(WHAT YOU NEED TO DO)
Restate the entries below word for word, omitting nothing.

* Begin ENTRIES SHOWN *

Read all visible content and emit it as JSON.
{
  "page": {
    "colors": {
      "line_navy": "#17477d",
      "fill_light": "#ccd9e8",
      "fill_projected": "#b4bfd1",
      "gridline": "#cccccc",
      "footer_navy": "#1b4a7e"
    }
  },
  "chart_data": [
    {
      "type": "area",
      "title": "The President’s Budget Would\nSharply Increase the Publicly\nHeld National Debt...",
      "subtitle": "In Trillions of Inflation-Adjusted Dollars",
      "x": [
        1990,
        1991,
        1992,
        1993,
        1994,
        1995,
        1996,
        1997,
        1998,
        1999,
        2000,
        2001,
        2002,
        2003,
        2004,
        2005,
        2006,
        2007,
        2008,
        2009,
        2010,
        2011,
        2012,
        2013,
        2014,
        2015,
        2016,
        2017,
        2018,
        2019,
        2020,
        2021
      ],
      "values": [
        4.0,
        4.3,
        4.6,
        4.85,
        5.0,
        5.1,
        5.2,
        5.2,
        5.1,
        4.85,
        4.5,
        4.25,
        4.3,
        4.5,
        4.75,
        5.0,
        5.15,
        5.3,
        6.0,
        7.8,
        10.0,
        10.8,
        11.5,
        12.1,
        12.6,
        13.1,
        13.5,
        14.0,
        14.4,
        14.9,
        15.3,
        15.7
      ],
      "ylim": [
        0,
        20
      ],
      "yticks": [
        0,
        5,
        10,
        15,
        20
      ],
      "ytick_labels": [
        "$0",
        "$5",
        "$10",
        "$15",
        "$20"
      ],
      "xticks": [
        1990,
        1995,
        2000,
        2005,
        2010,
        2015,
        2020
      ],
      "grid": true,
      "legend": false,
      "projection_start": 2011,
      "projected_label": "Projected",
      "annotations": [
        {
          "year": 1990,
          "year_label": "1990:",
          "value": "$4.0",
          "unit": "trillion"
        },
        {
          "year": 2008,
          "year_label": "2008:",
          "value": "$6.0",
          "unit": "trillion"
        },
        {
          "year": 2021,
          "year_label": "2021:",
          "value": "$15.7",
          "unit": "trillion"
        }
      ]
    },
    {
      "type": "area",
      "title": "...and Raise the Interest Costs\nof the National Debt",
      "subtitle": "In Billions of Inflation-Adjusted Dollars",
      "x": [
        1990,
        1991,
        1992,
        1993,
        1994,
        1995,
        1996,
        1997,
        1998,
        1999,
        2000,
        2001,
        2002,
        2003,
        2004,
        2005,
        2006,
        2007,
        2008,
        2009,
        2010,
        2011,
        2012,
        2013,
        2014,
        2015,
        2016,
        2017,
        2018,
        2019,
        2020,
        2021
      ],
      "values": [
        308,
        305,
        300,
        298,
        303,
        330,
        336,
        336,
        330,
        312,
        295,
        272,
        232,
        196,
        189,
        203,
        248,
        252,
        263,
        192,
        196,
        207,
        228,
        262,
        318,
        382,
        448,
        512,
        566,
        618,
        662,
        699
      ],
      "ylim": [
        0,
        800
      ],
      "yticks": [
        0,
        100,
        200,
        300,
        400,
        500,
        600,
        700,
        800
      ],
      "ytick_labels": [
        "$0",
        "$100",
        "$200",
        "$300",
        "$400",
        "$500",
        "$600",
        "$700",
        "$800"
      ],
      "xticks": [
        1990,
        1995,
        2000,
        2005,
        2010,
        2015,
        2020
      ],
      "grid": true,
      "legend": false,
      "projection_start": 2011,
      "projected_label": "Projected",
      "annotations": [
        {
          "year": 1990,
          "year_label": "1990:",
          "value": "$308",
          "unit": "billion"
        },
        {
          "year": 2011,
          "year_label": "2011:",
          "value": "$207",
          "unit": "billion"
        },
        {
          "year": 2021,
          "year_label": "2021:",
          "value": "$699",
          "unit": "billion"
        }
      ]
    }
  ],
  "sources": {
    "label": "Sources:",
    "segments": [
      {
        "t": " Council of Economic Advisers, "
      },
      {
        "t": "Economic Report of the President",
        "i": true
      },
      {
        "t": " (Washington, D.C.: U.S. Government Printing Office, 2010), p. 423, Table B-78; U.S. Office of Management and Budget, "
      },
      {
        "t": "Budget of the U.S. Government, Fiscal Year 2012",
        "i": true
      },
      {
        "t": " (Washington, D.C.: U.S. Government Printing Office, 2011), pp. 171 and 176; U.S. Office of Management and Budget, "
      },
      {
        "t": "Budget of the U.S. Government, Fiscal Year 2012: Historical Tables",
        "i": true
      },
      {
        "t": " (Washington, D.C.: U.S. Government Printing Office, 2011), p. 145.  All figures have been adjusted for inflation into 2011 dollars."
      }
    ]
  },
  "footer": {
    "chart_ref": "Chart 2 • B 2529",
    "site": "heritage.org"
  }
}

* End ENTRIES SHOWN *

(COMPLETE ANSWER)
Read all visible content and emit it as JSON.
{
  "page": {
    "colors": {
      "line_navy": "#17477d",
      "fill_light": "#ccd9e8",
      "fill_projected": "#b4bfd1",
      "gridline": "#cccccc",
      "footer_navy": "#1b4a7e"
    }
  },
  "chart_data": [
    {
      "type": "area",
      "title": "The President’s Budget Would\nSharply Increase the Publicly\nHeld National Debt...",
      "subtitle": "In Trillions of Inflation-Adjusted Dollars",
      "x": [
        1990,
        1991,
        1992,
        1993,
        1994,
        1995,
        1996,
        1997,
        1998,
        1999,
        2000,
        2001,
        2002,
        2003,
        2004,
        2005,
        2006,
        2007,
        2008,
        2009,
        2010,
        2011,
        2012,
        2013,
        2014,
        2015,
        2016,
        2017,
        2018,
        2019,
        2020,
        2021
      ],
      "values": [
        4.0,
        4.3,
        4.6,
        4.85,
        5.0,
        5.1,
        5.2,
        5.2,
        5.1,
        4.85,
        4.5,
        4.25,
        4.3,
        4.5,
        4.75,
        5.0,
        5.15,
        5.3,
        6.0,
        7.8,
        10.0,
        10.8,
        11.5,
        12.1,
        12.6,
        13.1,
        13.5,
        14.0,
        14.4,
        14.9,
        15.3,
        15.7
      ],
      "ylim": [
        0,
        20
      ],
      "yticks": [
        0,
        5,
        10,
        15,
        20
      ],
      "ytick_labels": [
        "$0",
        "$5",
        "$10",
        "$15",
        "$20"
      ],
      "xticks": [
        1990,
        1995,
        2000,
        2005,
        2010,
        2015,
        2020
      ],
      "grid": true,
      "legend": false,
      "projection_start": 2011,
      "projected_label": "Projected",
      "annotations": [
        {
          "year": 1990,
          "year_label": "1990:",
          "value": "$4.0",
          "unit": "trillion"
        },
        {
          "year": 2008,
          "year_label": "2008:",
          "value": "$6.0",
          "unit": "trillion"
        },
        {
          "year": 2021,
          "year_label": "2021:",
          "value": "$15.7",
          "unit": "trillion"
        }
      ]
    },
    {
      "type": "area",
      "title": "...and Raise the Interest Costs\nof the National Debt",
      "subtitle": "In Billions of Inflation-Adjusted Dollars",
      "x": [
        1990,
        1991,
        1992,
        1993,
        1994,
        1995,
        1996,
        1997,
        1998,
        1999,
        2000,
        2001,
        2002,
        2003,
        2004,
        2005,
        2006,
        2007,
        2008,
        2009,
        2010,
        2011,
        2012,
        2013,
        2014,
        2015,
        2016,
        2017,
        2018,
        2019,
        2020,
        2021
      ],
      "values": [
        308,
        305,
        300,
        298,
        303,
        330,
        336,
        336,
        330,
        312,
        295,
        272,
        232,
        196,
        189,
        203,
        248,
        252,
        263,
        192,
        196,
        207,
        228,
        262,
        318,
        382,
        448,
        512,
        566,
        618,
        662,
        699
      ],
      "ylim": [
        0,
        800
      ],
      "yticks": [
        0,
        100,
        200,
        300,
        400,
        500,
        600,
        700,
        800
      ],
      "ytick_labels": [
        "$0",
        "$100",
        "$200",
        "$300",
        "$400",
        "$500",
        "$600",
        "$700",
        "$800"
      ],
      "xticks": [
        1990,
        1995,
        2000,
        2005,
        2010,
        2015,
        2020
      ],
      "grid": true,
      "legend": false,
      "projection_start": 2011,
      "projected_label": "Projected",
      "annotations": [
        {
          "year": 1990,
          "year_label": "1990:",
          "value": "$308",
          "unit": "billion"
        },
        {
          "year": 2011,
          "year_label": "2011:",
          "value": "$207",
          "unit": "billion"
        },
        {
          "year": 2021,
          "year_label": "2021:",
          "value": "$699",
          "unit": "billion"
        }
      ]
    }
  ],
  "sources": {
    "label": "Sources:",
    "segments": [
      {
        "t": " Council of Economic Advisers, "
      },
      {
        "t": "Economic Report of the President",
        "i": true
      },
      {
        "t": " (Washington, D.C.: U.S. Government Printing Office, 2010), p. 423, Table B-78; U.S. Office of Management and Budget, "
      },
      {
        "t": "Budget of the U.S. Government, Fiscal Year 2012",
        "i": true
      },
      {
        "t": " (Washington, D.C.: U.S. Government Printing Office, 2011), pp. 171 and 176; U.S. Office of Management and Budget, "
      },
      {
        "t": "Budget of the U.S. Government, Fiscal Year 2012: Historical Tables",
        "i": true
      },
      {
        "t": " (Washington, D.C.: U.S. Government Printing Office, 2011), p. 145.  All figures have been adjusted for inflation into 2011 dollars."
      }
    ]
  },
  "footer": {
    "chart_ref": "Chart 2 • B 2529",
    "site": "heritage.org"
  }
}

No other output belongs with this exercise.